[Spatial annotation records]
+ + + + + + +

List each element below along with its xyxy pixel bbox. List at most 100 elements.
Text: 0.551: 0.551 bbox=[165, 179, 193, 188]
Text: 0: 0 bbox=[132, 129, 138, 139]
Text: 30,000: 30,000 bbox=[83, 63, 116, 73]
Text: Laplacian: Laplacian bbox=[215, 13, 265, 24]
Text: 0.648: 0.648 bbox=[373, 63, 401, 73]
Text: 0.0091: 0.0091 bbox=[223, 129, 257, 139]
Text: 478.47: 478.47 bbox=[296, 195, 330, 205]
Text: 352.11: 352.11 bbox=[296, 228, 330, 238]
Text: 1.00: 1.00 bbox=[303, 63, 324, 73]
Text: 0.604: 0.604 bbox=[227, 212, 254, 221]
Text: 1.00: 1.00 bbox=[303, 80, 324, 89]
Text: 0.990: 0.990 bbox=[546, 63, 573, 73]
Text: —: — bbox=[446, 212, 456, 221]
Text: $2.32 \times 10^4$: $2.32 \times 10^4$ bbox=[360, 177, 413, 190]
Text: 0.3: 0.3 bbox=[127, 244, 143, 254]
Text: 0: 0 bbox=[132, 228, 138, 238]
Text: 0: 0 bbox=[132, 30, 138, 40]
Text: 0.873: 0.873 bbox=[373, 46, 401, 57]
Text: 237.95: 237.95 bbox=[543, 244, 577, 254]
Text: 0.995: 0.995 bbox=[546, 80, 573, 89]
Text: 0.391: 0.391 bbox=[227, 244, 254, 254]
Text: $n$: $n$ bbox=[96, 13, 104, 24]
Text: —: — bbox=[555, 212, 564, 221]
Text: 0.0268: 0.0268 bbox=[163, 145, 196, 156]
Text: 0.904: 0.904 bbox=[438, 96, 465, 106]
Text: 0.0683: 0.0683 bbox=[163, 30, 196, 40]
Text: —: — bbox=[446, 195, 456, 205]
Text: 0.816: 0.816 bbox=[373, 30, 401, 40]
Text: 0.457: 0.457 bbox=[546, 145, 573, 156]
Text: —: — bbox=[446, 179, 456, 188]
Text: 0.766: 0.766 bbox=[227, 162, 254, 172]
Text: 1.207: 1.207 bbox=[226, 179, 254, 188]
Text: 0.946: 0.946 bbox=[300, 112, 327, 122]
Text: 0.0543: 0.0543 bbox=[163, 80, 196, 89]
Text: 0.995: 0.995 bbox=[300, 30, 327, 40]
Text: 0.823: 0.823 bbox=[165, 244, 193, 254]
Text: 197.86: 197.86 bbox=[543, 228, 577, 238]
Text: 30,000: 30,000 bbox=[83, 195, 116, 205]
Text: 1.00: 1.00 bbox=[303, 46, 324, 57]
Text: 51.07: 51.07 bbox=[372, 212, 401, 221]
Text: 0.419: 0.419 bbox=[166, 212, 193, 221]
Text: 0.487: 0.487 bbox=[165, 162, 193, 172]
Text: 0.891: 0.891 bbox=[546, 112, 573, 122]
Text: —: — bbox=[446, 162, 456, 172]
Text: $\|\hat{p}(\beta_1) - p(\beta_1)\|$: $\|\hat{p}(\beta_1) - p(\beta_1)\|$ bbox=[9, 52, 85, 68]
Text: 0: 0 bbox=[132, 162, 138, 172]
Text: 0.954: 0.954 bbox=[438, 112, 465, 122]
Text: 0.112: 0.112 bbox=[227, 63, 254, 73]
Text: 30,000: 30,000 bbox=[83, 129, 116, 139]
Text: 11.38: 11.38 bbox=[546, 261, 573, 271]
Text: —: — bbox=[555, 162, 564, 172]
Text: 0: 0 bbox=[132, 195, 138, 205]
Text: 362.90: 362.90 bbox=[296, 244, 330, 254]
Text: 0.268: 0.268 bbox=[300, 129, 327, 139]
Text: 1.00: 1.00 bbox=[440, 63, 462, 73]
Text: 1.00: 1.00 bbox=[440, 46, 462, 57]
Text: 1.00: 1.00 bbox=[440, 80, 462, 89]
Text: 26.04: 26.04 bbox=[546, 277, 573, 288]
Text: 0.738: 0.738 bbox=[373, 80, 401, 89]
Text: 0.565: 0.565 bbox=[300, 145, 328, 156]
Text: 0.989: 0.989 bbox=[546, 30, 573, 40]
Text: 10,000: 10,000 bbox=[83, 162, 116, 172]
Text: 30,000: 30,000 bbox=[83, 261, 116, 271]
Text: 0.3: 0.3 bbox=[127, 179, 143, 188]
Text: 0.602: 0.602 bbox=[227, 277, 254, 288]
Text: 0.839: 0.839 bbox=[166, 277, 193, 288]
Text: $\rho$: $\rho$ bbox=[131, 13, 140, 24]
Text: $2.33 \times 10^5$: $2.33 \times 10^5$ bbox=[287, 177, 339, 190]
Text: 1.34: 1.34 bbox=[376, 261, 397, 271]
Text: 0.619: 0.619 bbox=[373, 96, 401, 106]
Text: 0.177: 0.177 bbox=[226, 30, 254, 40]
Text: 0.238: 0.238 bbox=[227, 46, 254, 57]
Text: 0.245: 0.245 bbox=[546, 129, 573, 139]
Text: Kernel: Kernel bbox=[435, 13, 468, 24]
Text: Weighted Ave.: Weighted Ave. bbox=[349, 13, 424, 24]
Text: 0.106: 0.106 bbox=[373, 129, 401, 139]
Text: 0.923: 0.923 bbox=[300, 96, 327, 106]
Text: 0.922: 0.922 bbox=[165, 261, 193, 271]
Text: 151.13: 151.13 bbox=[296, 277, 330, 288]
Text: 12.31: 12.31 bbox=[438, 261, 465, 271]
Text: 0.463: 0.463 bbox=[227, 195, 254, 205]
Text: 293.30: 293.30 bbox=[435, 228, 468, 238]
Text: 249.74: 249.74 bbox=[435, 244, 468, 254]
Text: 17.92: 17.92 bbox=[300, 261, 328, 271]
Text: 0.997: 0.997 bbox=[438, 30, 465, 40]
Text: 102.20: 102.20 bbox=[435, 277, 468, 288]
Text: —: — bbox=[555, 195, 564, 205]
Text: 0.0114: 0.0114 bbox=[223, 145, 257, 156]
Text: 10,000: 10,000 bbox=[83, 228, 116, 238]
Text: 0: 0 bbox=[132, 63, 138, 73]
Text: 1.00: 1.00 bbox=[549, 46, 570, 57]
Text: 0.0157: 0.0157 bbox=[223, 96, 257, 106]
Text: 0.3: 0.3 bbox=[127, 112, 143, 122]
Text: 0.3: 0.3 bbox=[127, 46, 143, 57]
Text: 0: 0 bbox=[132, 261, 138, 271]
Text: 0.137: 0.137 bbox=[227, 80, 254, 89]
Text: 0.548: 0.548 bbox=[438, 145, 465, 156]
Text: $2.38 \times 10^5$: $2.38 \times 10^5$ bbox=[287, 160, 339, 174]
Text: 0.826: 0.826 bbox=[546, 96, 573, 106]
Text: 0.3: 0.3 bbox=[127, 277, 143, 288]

+ + + + + + +

Direction:
Gather every line of the items above that contains the string "times", and copy each such line in full.

Written solution:
Text: $2.32 \times 10^4$: $2.32 \times 10^4$ bbox=[360, 177, 413, 190]
Text: $2.33 \times 10^5$: $2.33 \times 10^5$ bbox=[287, 177, 339, 190]
Text: $2.38 \times 10^5$: $2.38 \times 10^5$ bbox=[287, 160, 339, 174]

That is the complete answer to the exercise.